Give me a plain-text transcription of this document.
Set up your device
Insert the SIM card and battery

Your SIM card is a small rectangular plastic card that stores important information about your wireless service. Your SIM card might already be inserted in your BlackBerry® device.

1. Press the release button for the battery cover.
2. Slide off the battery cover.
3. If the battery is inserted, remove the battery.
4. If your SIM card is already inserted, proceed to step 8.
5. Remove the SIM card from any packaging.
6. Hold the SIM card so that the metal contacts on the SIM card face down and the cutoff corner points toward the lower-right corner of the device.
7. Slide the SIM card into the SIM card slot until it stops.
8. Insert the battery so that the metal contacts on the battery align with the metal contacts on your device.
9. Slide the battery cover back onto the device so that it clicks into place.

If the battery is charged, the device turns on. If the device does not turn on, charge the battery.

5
+---+
**WHAT THE TASK REQUIRES**. Write every record out again, unaltered.

**WORKED ANSWER**.
Give me a plain-text transcription of this document.
Set up your device
Insert the SIM card and battery

Your SIM card is a small rectangular plastic card that stores important information about your wireless service. Your SIM card might already be inserted in your BlackBerry® device.

1. Press the release button for the battery cover.
2. Slide off the battery cover.
3. If the battery is inserted, remove the battery.
4. If your SIM card is already inserted, proceed to step 8.
5. Remove the SIM card from any packaging.
6. Hold the SIM card so that the metal contacts on the SIM card face down and the cutoff corner points toward the lower-right corner of the device.
7. Slide the SIM card into the SIM card slot until it stops.
8. Insert the battery so that the metal contacts on the battery align with the metal contacts on your device.
9. Slide the battery cover back onto the device so that it clicks into place.

If the battery is charged, the device turns on. If the device does not turn on, charge the battery.

5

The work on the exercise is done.